▶ _Travail à faire_:
Reprenez le discours sur l'accompagnement des entreprises dans la sortie de crise et poursuivez-le après sa dernière phrase.

▶ _Texte_:
Texte intégral
Monsieur le Garde des Sceaux, cher Eric,
Monsieur le président de la commission des affaires économiques,
Mesdames et messieurs les présidents,
Je suis particulièrement heureux d'accueillir aujourd'hui le Garde des Sceaux au ministère de l'Economie et des Finances pour présenter un dispositif essentiel à nos yeux qui est le dispositif d'accompagnement des entreprises dans la sortie de crise.
C'est le fruit d'un travail collectif de plus de trois mois avec les parlementaires, avec les organisations patronales, avec les responsables du droit, du chiffre, de toutes les professions qui traitent de l'accompagnement des entreprises. Cela a été trois mois de travail collectif intense et efficace.
Ce travail, il s'inscrit évidemment dans la stratégie économique définie par le président de la République, le Premier ministre et l'ensemble du Gouvernement.
Stratégie qui a consisté à protéger massivement nos entreprises et nos salariés depuis quatorze mois, tout en commençant à mettre en oeuvre rapidement un plan de relance de 100 milliards d'euros, dont plus d'un tiers a déjà été engagé à l'heure où je vous parle : 35 milliards d'euros du plan de relance France Relance ont été engagés.
Cette stratégie économique, elle, nous permet aujourd'hui de rebondir fortement. La croissance économique est au rendez-vous, les entreprises réinvestissent, notamment dans le secteur industriel, tout simplement parce que notre outil productif n'a pas été abîmé et que nous l'avons protégé. Il a été mis sous cocon, mais nous n'avons perdu ni les compétences, ni les savoir-faire, ni les lieux de production. Nous les avons protégés.
Je vous confirme que nous maintenons notre prévision de croissance de 5 % pour 2021. Je vous confirme également que nous retrouverons au premier trimestre 2022 notre niveau d'activité d'avant-crise. Ce sont nos objectifs, ce sont nos objectifs stratégiques et ce sont ces objectifs que nous voulons tenir.

▶ _Entrées fournies_:
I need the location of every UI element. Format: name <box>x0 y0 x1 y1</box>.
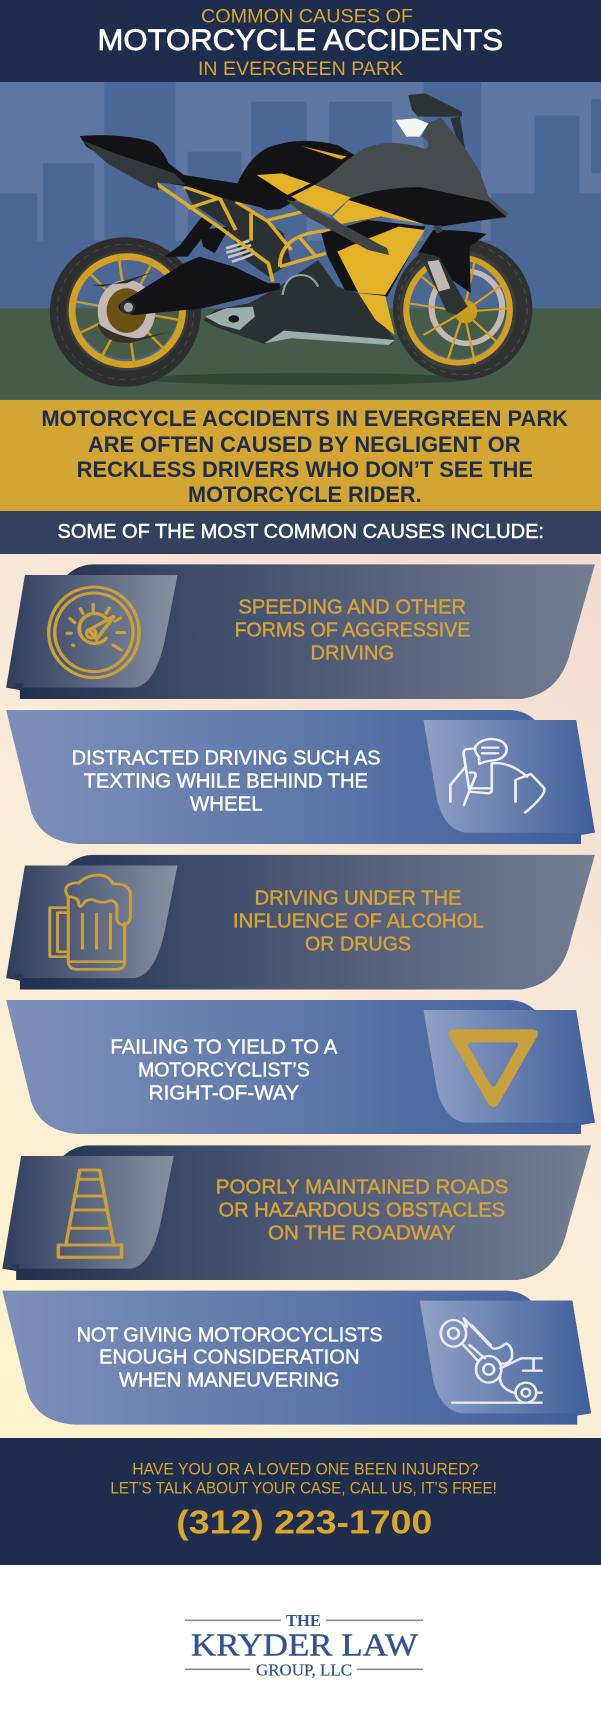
text: DRIVING <box>310 643 394 665</box>
text: RIGHT-OF-WAY <box>149 1083 299 1105</box>
text <box>233 888 484 956</box>
panel: not giving consideration <box>2 1291 591 1425</box>
text: OR HAZARDOUS OBSTACLES <box>218 1200 505 1222</box>
gold intro band <box>0 400 601 511</box>
text: DRIVING UNDER THE <box>254 888 462 910</box>
text: MOTORCYCLIST’S <box>138 1060 310 1082</box>
text <box>216 1177 508 1245</box>
gold fairing panels <box>257 173 425 335</box>
title: MOTORCYCLE ACCIDENTS <box>98 24 503 57</box>
intro text: MOTORCYCLE ACCIDENTS IN EVERGREEN PARK <box>41 406 568 431</box>
belly pan <box>203 260 395 345</box>
logo: The Kryder Law Group <box>185 1611 423 1680</box>
phone number: (312) 223-1700 <box>176 1503 432 1540</box>
logo: The Kryder Law Group: KRYDER LAW <box>191 1627 419 1663</box>
text: WHEN MANEUVERING <box>119 1370 340 1392</box>
icon: yield sign <box>449 1029 538 1107</box>
front wheel <box>393 239 532 380</box>
call to action text <box>110 1459 497 1497</box>
text <box>110 1037 338 1105</box>
intro text: RECKLESS DRIVERS WHO DON’T SEE THE <box>77 457 533 482</box>
text: INFLUENCE OF ALCOHOL <box>233 911 484 933</box>
icon: speedometer <box>49 587 139 678</box>
front fender and fork <box>418 230 487 293</box>
icon: traffic cone <box>58 1170 122 1257</box>
motorcycle <box>50 93 532 387</box>
header line: in Evergreen Park: IN EVERGREEN PARK <box>198 58 403 80</box>
text: TEXTING WHILE BEHIND THE <box>84 770 368 792</box>
intro text: ARE OFTEN CAUSED BY NEGLIGENT OR <box>88 432 521 457</box>
text <box>77 1324 382 1392</box>
call to action text: HAVE YOU OR A LOVED ONE BEEN INJURED? <box>132 1459 478 1478</box>
exhaust arc <box>282 275 318 295</box>
rear struts and shock <box>157 187 291 277</box>
headlight <box>396 118 429 137</box>
panel: poorly maintained roads <box>2 1145 591 1280</box>
text: NOT GIVING MOTOROCYCLISTS <box>77 1324 382 1346</box>
rear wheel <box>50 237 201 387</box>
sub-heading band: SOME OF THE MOST COMMON CAUSES INCLUDE: <box>58 521 544 543</box>
gold trellis frame <box>155 183 337 282</box>
fairing grey <box>307 117 508 225</box>
tank <box>238 141 355 210</box>
sub-heading band <box>0 511 601 554</box>
illustration: motorcycle scene <box>0 82 601 400</box>
call to action text: LET’S TALK ABOUT YOUR CASE, CALL US, IT’S FREE! <box>110 1478 497 1497</box>
text: DISTRACTED DRIVING SUCH AS <box>72 747 381 769</box>
text <box>235 597 470 665</box>
intro text <box>41 406 568 507</box>
text: POORLY MAINTAINED ROADS <box>216 1177 508 1199</box>
logo: The Kryder Law Group: GROUP, LLC <box>256 1661 352 1680</box>
icon: texting hands <box>450 739 544 813</box>
panel: alcohol or drugs <box>6 855 595 989</box>
text: OR DRUGS <box>305 934 411 956</box>
text: SPEEDING AND OTHER <box>238 597 466 619</box>
text: ON THE ROADWAY <box>268 1223 455 1245</box>
header line: common causes of: COMMON CAUSES OF <box>201 6 413 28</box>
icon: motorcycle crash <box>441 1318 542 1403</box>
call to action band <box>0 1438 601 1565</box>
causes background <box>0 554 601 1438</box>
intro text: MOTORCYCLE RIDER. <box>188 482 422 507</box>
city skyline background <box>0 82 601 400</box>
header band <box>0 0 601 82</box>
text: ENOUGH CONSIDERATION <box>99 1347 360 1369</box>
icon: beer mug <box>50 875 130 969</box>
logo: The Kryder Law Group: THE <box>286 1611 321 1630</box>
panel: failing to yield <box>6 1000 595 1134</box>
black side fairing <box>321 220 425 297</box>
panel: speeding <box>6 564 595 699</box>
text: FORMS OF AGGRESSIVE <box>235 620 470 642</box>
text: FAILING TO YIELD TO A <box>110 1037 338 1059</box>
silver panels <box>205 307 395 345</box>
dark fairing strip <box>286 199 389 255</box>
tail <box>80 135 264 208</box>
text <box>72 747 381 815</box>
text: WHEEL <box>190 793 263 815</box>
mirror <box>408 93 465 148</box>
swingarm <box>119 257 280 315</box>
panel: distracted driving <box>6 710 595 844</box>
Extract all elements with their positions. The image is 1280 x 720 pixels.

▶ _Réponse_:
Aujourd'hui, au moment où nous avons déconfiné la nation française, nous entrons dans une phase de transition. C'est évidemment la phase la plus délicate et il faut faire du sur mesure, parce que quand vous regardez l'économie française, la situation est extraordinairement contrastée.
Vous avez beaucoup de PME aujourd'hui, notamment dans le secteur industriel ou dans le secteur de l'hôtellerie et de la restauration, qui font face à deux difficultés majeures : pénurie de main d'oeuvre et problèmes d'approvisionnement en matières premières.
Nous avons aujourd'hui des contraintes sur les capacités à produire, tout simplement parce que cela redémarre fort en Europe, cela redémarre fort aux Etats-Unis, cela redémarre fort en Chine. Il y a donc des contraintes pour s'approvisionner en matières premières, pour régler ses factures, pour trouver les salariés dont nous avons besoin. Nous ne trouvons pas de couvreurs, nous avons du mal à recruter dans la restauration, nous avons du mal à retrouver des personnels dans l'hôtellerie. C'est cela les vraies difficultés aujourd'hui d'une grande partie de l'économie française.
Il y a une autre partie qui, elle, a du mal à redémarrer, où les choses sont plus lentes et plus difficiles. Ces entreprises-là ont besoin encore du soutien de l'Etat. C'est le sens du projet de loi de finances rectificative (PLFR) que nous présenterons en conseil des ministres demain avec Olivier Dussopt.
Nous avons maintenu 15,5 milliards d'euros de mesures d'urgence pour soutenir ces entreprises qui continuent à être confrontées à des difficultés. C'est un choix national, c'est aussi un choix européen.
Je rappelle que c'est la conclusion à laquelle sont arrivés tous les ministres des Finances européens la semaine dernière à Lisbonne. Notre stratégie économique commune est claire, nous devons maintenir un soutien à l'activité économique tant que l'économie ne redémarrera pas à 100 %. C'est un choix national, c'est aussi un choix européen.
Pour autant, ce PLFR, je l'ai déjà indiqué, doit marquer la sortie progressive du « quoi qu'il en coûte ». Il faut que les aides qui sont maintenues soient dégressives et adaptées pour sortir du « quoi qu'il en coûte », tout simplement parce qu'une économie qui fonctionne normalement fonctionne sans le soutien des administrations, sans le soutien public. Elle doit pouvoir fonctionner normalement et librement.
Il y a également d'autres entreprises qui, à l'inverse, ont redémarré tellement rapidement qu'elles ont un besoin radicalement inverse, elles ont besoin de fonds propres, elles ont besoin de pouvoir réinvestir très vite. Elles disposent de France Relance et elles disposent des prêts participatifs.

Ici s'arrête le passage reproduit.